= Problem details =
Repeat every entry word for word, but leave the images out of your copy.
★ ★ ★ ★ ★
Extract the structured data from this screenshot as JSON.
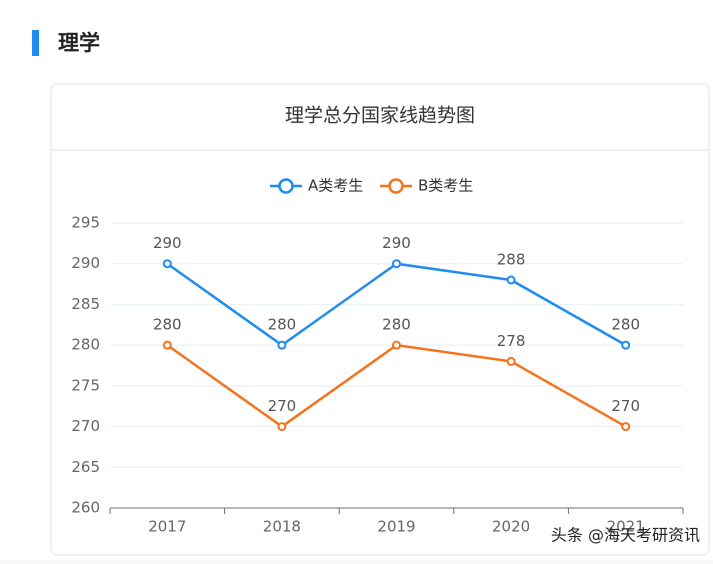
{
  "section_title": "理学",
  "watermark": "头条 @海天考研资讯",
  "chart_data": {
    "type": "line",
    "title": "理学总分国家线趋势图",
    "categories": [
      "2017",
      "2018",
      "2019",
      "2020",
      "2021"
    ],
    "series": [
      {
        "name": "A类考生",
        "color": "#1e8cf0",
        "values": [
          290,
          280,
          290,
          288,
          280
        ]
      },
      {
        "name": "B类考生",
        "color": "#f5731b",
        "values": [
          280,
          270,
          280,
          278,
          270
        ]
      }
    ],
    "ylim": [
      260,
      295
    ],
    "yticks": [
      260,
      265,
      270,
      275,
      280,
      285,
      290,
      295
    ],
    "grid": true,
    "legend": "top"
  }
}
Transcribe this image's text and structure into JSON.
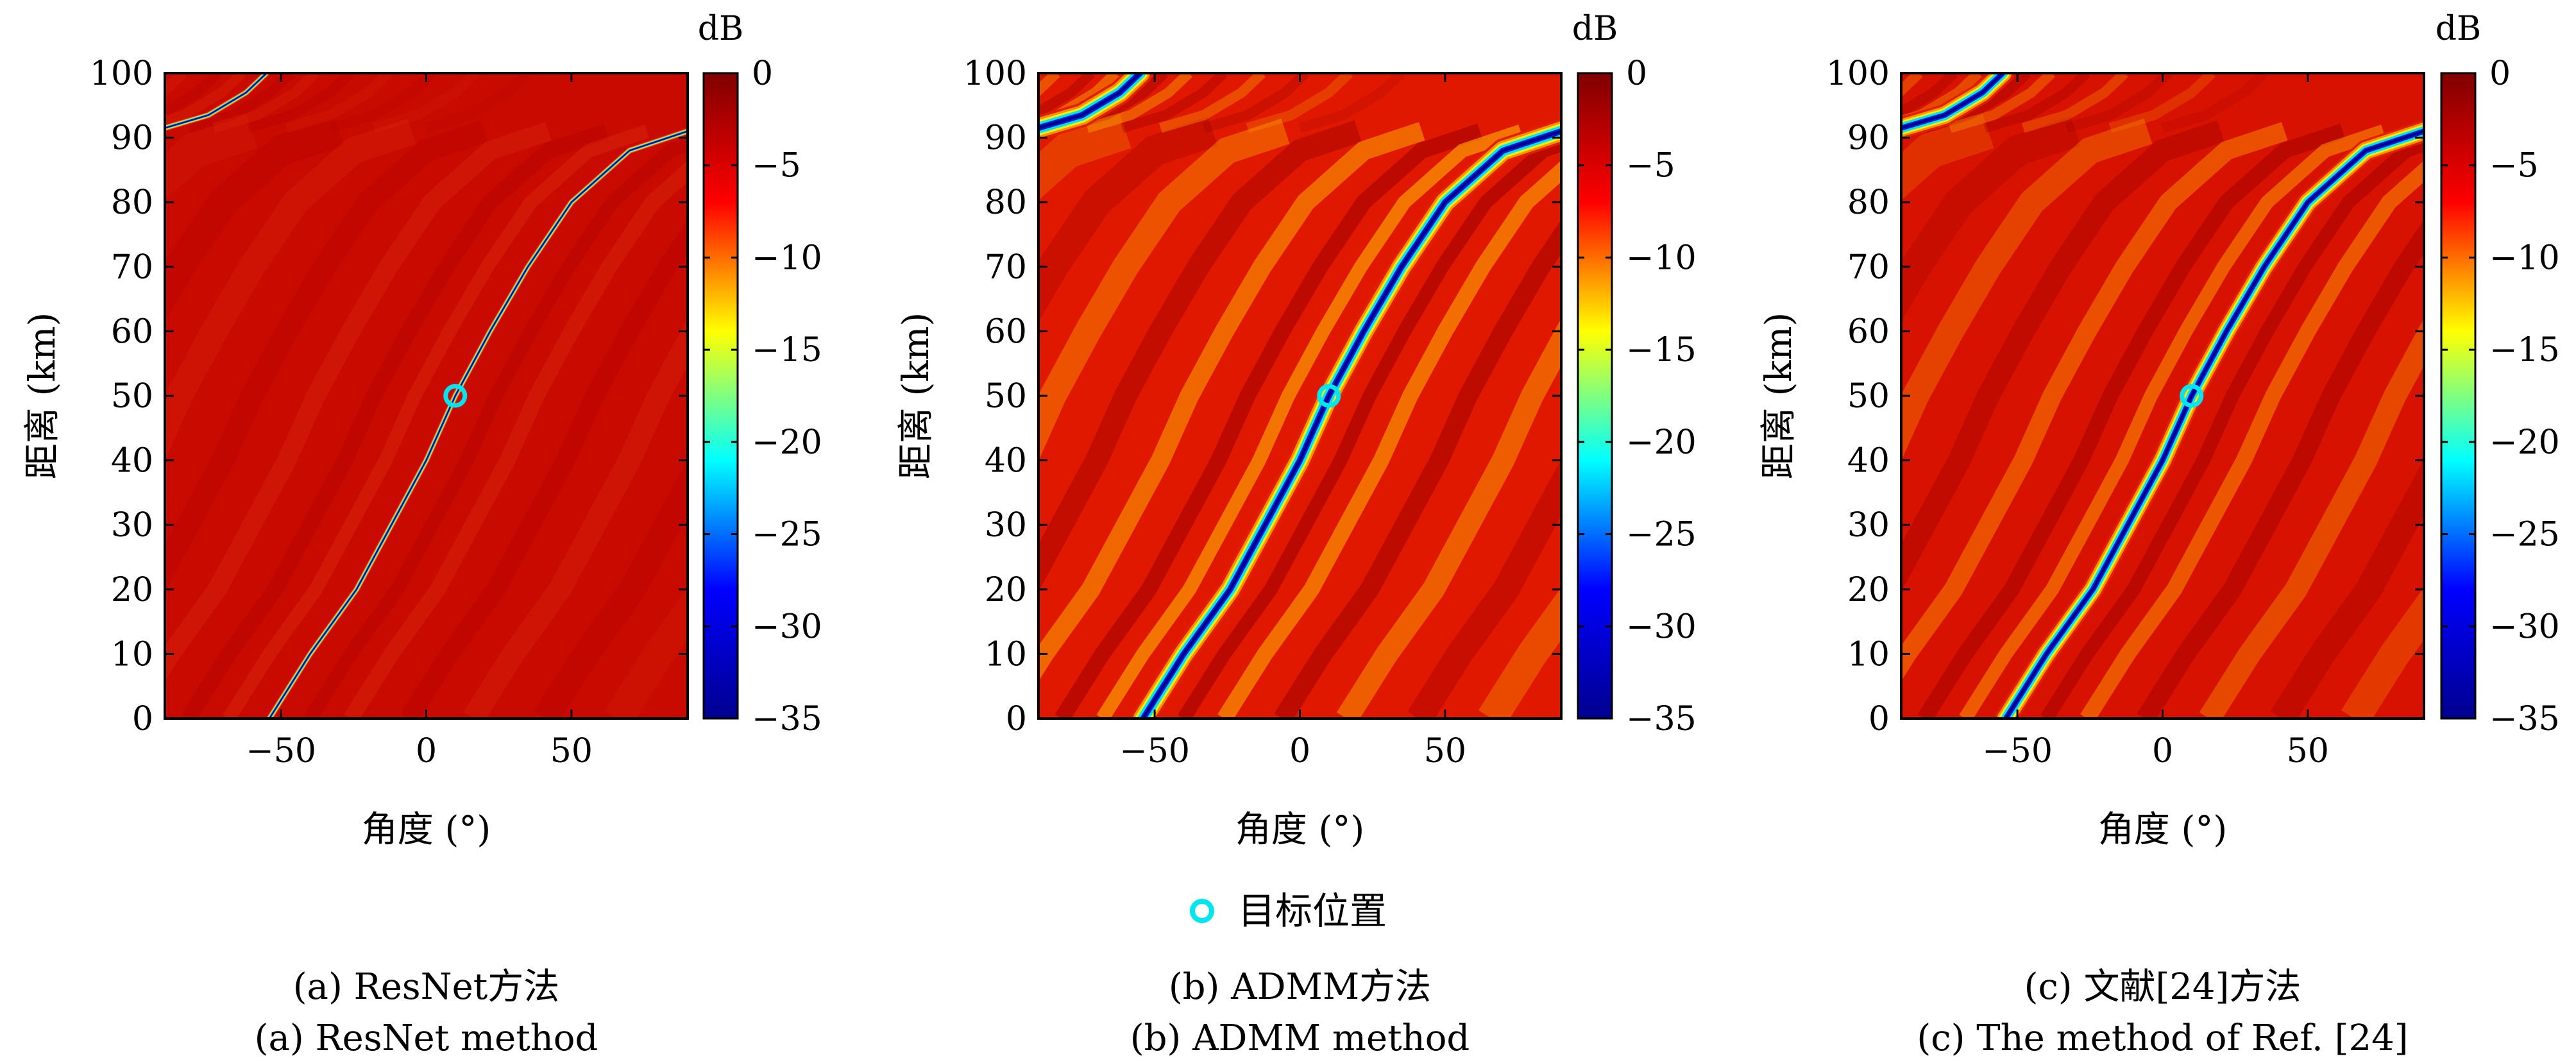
★ ★ ★ ★ ★
= Full solution =
Extract the structured data from this screenshot as JSON.
{
  "section_title": "理学",
  "watermark": "头条 @海天考研资讯",
  "chart_data": {
    "type": "line",
    "title": "理学总分国家线趋势图",
    "categories": [
      "2017",
      "2018",
      "2019",
      "2020",
      "2021"
    ],
    "series": [
      {
        "name": "A类考生",
        "color": "#1e8cf0",
        "values": [
          290,
          280,
          290,
          288,
          280
        ]
      },
      {
        "name": "B类考生",
        "color": "#f5731b",
        "values": [
          280,
          270,
          280,
          278,
          270
        ]
      }
    ],
    "ylim": [
      260,
      295
    ],
    "yticks": [
      260,
      265,
      270,
      275,
      280,
      285,
      290,
      295
    ],
    "grid": true,
    "legend": "top"
  }
}
Transcribe this image's text and structure into JSON.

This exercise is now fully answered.